** START OF DATA EXTRACT **

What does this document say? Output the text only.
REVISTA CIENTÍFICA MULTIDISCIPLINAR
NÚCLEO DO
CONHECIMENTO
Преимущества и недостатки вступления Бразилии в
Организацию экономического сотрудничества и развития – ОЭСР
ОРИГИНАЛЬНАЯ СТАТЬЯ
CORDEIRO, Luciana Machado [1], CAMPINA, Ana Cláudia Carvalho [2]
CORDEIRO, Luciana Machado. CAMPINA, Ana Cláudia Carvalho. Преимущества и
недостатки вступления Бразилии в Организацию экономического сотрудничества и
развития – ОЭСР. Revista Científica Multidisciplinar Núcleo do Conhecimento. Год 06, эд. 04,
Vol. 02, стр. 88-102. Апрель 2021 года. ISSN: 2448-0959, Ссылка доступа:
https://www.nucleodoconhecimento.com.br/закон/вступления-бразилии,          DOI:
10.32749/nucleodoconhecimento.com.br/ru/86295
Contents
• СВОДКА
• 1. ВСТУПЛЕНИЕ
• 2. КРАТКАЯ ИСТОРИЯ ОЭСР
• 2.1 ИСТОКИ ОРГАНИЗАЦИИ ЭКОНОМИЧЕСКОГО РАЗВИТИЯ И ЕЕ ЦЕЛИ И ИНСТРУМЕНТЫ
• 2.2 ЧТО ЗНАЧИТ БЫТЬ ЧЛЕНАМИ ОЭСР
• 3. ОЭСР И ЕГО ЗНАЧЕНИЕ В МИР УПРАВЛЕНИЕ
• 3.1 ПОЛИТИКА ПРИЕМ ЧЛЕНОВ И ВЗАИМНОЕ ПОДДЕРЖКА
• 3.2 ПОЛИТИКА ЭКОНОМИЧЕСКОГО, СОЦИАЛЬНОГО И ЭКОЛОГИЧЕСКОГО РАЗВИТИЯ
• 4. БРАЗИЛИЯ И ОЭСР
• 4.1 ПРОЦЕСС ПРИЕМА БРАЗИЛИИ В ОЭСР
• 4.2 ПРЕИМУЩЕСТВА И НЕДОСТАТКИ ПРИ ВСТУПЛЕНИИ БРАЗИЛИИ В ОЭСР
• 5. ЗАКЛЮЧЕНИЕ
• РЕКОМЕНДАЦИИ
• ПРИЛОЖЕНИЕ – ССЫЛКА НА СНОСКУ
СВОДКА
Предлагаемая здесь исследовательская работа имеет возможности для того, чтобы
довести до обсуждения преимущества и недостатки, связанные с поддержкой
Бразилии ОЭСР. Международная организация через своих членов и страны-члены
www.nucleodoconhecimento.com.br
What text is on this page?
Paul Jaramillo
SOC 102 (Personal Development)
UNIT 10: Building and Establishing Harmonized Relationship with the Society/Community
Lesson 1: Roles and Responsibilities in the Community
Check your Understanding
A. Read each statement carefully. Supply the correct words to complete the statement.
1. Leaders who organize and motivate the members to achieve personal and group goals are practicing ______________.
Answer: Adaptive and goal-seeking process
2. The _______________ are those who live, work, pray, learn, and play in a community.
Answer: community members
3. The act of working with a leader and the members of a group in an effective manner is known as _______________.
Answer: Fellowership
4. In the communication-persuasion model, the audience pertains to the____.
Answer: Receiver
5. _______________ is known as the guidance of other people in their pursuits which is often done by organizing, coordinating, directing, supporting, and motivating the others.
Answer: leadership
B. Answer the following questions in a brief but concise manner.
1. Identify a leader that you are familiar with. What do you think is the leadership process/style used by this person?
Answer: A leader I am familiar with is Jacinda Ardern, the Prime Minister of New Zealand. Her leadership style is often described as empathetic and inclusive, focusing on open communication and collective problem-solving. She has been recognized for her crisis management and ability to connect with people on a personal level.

** END OF DATA EXTRACT **

Print every record exactly as it was given.

What does this document say? Output the text only.
REVISTA CIENTÍFICA MULTIDISCIPLINAR
NÚCLEO DO
CONHECIMENTO
Преимущества и недостатки вступления Бразилии в
Организацию экономического сотрудничества и развития – ОЭСР
ОРИГИНАЛЬНАЯ СТАТЬЯ
CORDEIRO, Luciana Machado [1], CAMPINA, Ana Cláudia Carvalho [2]
CORDEIRO, Luciana Machado. CAMPINA, Ana Cláudia Carvalho. Преимущества и
недостатки вступления Бразилии в Организацию экономического сотрудничества и
развития – ОЭСР. Revista Científica Multidisciplinar Núcleo do Conhecimento. Год 06, эд. 04,
Vol. 02, стр. 88-102. Апрель 2021 года. ISSN: 2448-0959, Ссылка доступа:
https://www.nucleodoconhecimento.com.br/закон/вступления-бразилии,          DOI:
10.32749/nucleodoconhecimento.com.br/ru/86295
Contents
• СВОДКА
• 1. ВСТУПЛЕНИЕ
• 2. КРАТКАЯ ИСТОРИЯ ОЭСР
• 2.1 ИСТОКИ ОРГАНИЗАЦИИ ЭКОНОМИЧЕСКОГО РАЗВИТИЯ И ЕЕ ЦЕЛИ И ИНСТРУМЕНТЫ
• 2.2 ЧТО ЗНАЧИТ БЫТЬ ЧЛЕНАМИ ОЭСР
• 3. ОЭСР И ЕГО ЗНАЧЕНИЕ В МИР УПРАВЛЕНИЕ
• 3.1 ПОЛИТИКА ПРИЕМ ЧЛЕНОВ И ВЗАИМНОЕ ПОДДЕРЖКА
• 3.2 ПОЛИТИКА ЭКОНОМИЧЕСКОГО, СОЦИАЛЬНОГО И ЭКОЛОГИЧЕСКОГО РАЗВИТИЯ
• 4. БРАЗИЛИЯ И ОЭСР
• 4.1 ПРОЦЕСС ПРИЕМА БРАЗИЛИИ В ОЭСР
• 4.2 ПРЕИМУЩЕСТВА И НЕДОСТАТКИ ПРИ ВСТУПЛЕНИИ БРАЗИЛИИ В ОЭСР
• 5. ЗАКЛЮЧЕНИЕ
• РЕКОМЕНДАЦИИ
• ПРИЛОЖЕНИЕ – ССЫЛКА НА СНОСКУ
СВОДКА
Предлагаемая здесь исследовательская работа имеет возможности для того, чтобы
довести до обсуждения преимущества и недостатки, связанные с поддержкой
Бразилии ОЭСР. Международная организация через своих членов и страны-члены
www.nucleodoconhecimento.com.br
What text is on this page?
Paul Jaramillo
SOC 102 (Personal Development)
UNIT 10: Building and Establishing Harmonized Relationship with the Society/Community
Lesson 1: Roles and Responsibilities in the Community
Check your Understanding
A. Read each statement carefully. Supply the correct words to complete the statement.
1. Leaders who organize and motivate the members to achieve personal and group goals are practicing ______________.
Answer: Adaptive and goal-seeking process
2. The _______________ are those who live, work, pray, learn, and play in a community.
Answer: community members
3. The act of working with a leader and the members of a group in an effective manner is known as _______________.
Answer: Fellowership
4. In the communication-persuasion model, the audience pertains to the____.
Answer: Receiver
5. _______________ is known as the guidance of other people in their pursuits which is often done by organizing, coordinating, directing, supporting, and motivating the others.
Answer: leadership
B. Answer the following questions in a brief but concise manner.
1. Identify a leader that you are familiar with. What do you think is the leadership process/style used by this person?
Answer: A leader I am familiar with is Jacinda Ardern, the Prime Minister of New Zealand. Her leadership style is often described as empathetic and inclusive, focusing on open communication and collective problem-solving. She has been recognized for her crisis management and ability to connect with people on a personal level.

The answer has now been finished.